Layout annotation rows
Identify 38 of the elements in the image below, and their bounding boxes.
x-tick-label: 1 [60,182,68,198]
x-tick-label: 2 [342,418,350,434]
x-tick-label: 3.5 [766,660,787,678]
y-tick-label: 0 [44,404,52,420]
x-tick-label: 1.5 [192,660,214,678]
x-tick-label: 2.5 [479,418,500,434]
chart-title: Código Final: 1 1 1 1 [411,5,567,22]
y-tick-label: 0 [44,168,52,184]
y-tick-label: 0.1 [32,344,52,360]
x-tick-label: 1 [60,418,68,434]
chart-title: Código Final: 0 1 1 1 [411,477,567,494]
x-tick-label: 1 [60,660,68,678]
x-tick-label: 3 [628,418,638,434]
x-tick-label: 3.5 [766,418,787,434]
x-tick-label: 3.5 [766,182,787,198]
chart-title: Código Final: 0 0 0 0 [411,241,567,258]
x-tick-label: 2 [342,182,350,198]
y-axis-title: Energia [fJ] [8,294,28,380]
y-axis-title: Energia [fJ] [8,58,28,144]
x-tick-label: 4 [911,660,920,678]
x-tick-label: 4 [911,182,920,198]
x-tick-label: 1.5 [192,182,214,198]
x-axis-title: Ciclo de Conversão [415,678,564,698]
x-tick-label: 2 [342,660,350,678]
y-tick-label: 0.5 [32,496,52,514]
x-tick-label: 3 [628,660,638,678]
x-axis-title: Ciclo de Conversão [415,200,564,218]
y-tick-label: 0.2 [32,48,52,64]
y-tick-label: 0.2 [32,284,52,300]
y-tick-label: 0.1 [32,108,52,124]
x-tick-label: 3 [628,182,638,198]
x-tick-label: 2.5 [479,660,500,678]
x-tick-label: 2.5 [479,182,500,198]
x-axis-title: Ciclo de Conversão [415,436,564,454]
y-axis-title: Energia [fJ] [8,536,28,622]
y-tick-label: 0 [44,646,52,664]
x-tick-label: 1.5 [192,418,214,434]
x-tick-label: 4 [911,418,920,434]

EXERCISE: Return all of the rows above word for word, with nothing changed.

WRITTEN RESPONSE:
Identify 38 of the elements in the image below, and their bounding boxes.
x-tick-label: 1 [60,182,68,198]
x-tick-label: 2 [342,418,350,434]
x-tick-label: 3.5 [766,660,787,678]
y-tick-label: 0 [44,404,52,420]
x-tick-label: 1.5 [192,660,214,678]
x-tick-label: 2.5 [479,418,500,434]
chart-title: Código Final: 1 1 1 1 [411,5,567,22]
y-tick-label: 0 [44,168,52,184]
y-tick-label: 0.1 [32,344,52,360]
x-tick-label: 1 [60,418,68,434]
chart-title: Código Final: 0 1 1 1 [411,477,567,494]
x-tick-label: 1 [60,660,68,678]
x-tick-label: 3 [628,418,638,434]
x-tick-label: 3.5 [766,418,787,434]
x-tick-label: 3.5 [766,182,787,198]
chart-title: Código Final: 0 0 0 0 [411,241,567,258]
x-tick-label: 2 [342,182,350,198]
y-axis-title: Energia [fJ] [8,294,28,380]
y-axis-title: Energia [fJ] [8,58,28,144]
x-tick-label: 4 [911,660,920,678]
x-tick-label: 4 [911,182,920,198]
x-tick-label: 1.5 [192,182,214,198]
x-axis-title: Ciclo de Conversão [415,678,564,698]
x-tick-label: 2 [342,660,350,678]
y-tick-label: 0.5 [32,496,52,514]
x-tick-label: 3 [628,660,638,678]
x-axis-title: Ciclo de Conversão [415,200,564,218]
y-tick-label: 0.2 [32,48,52,64]
y-tick-label: 0.2 [32,284,52,300]
y-tick-label: 0.1 [32,108,52,124]
x-tick-label: 3 [628,182,638,198]
x-tick-label: 2.5 [479,660,500,678]
x-tick-label: 2.5 [479,182,500,198]
x-axis-title: Ciclo de Conversão [415,436,564,454]
y-axis-title: Energia [fJ] [8,536,28,622]
y-tick-label: 0 [44,646,52,664]
x-tick-label: 1.5 [192,418,214,434]
x-tick-label: 4 [911,418,920,434]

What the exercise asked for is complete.